→ DATASET RECORDS:
::::
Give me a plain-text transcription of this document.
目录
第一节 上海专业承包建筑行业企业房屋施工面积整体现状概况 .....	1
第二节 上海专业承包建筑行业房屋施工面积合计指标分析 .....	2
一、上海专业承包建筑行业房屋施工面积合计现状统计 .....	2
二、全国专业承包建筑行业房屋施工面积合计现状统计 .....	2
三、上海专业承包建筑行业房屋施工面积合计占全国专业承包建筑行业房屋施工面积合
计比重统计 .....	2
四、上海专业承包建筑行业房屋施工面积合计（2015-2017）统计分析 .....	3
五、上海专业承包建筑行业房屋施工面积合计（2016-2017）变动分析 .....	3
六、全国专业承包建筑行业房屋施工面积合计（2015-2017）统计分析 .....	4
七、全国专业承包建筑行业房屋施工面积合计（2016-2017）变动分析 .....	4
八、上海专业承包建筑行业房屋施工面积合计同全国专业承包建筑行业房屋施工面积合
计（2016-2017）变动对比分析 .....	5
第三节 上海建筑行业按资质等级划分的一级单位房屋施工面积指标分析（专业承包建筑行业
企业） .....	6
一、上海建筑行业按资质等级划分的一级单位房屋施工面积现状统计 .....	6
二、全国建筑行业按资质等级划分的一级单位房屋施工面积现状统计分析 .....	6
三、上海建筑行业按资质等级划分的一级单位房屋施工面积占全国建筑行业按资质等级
::::
→ GIVEN REQUEST: Extract the complete data, matching each line exactly.

→ FINAL RESULT:
Give me a plain-text transcription of this document.
目录
第一节 上海专业承包建筑行业企业房屋施工面积整体现状概况 .....	1
第二节 上海专业承包建筑行业房屋施工面积合计指标分析 .....	2
一、上海专业承包建筑行业房屋施工面积合计现状统计 .....	2
二、全国专业承包建筑行业房屋施工面积合计现状统计 .....	2
三、上海专业承包建筑行业房屋施工面积合计占全国专业承包建筑行业房屋施工面积合
计比重统计 .....	2
四、上海专业承包建筑行业房屋施工面积合计（2015-2017）统计分析 .....	3
五、上海专业承包建筑行业房屋施工面积合计（2016-2017）变动分析 .....	3
六、全国专业承包建筑行业房屋施工面积合计（2015-2017）统计分析 .....	4
七、全国专业承包建筑行业房屋施工面积合计（2016-2017）变动分析 .....	4
八、上海专业承包建筑行业房屋施工面积合计同全国专业承包建筑行业房屋施工面积合
计（2016-2017）变动对比分析 .....	5
第三节 上海建筑行业按资质等级划分的一级单位房屋施工面积指标分析（专业承包建筑行业
企业） .....	6
一、上海建筑行业按资质等级划分的一级单位房屋施工面积现状统计 .....	6
二、全国建筑行业按资质等级划分的一级单位房屋施工面积现状统计分析 .....	6
三、上海建筑行业按资质等级划分的一级单位房屋施工面积占全国建筑行业按资质等级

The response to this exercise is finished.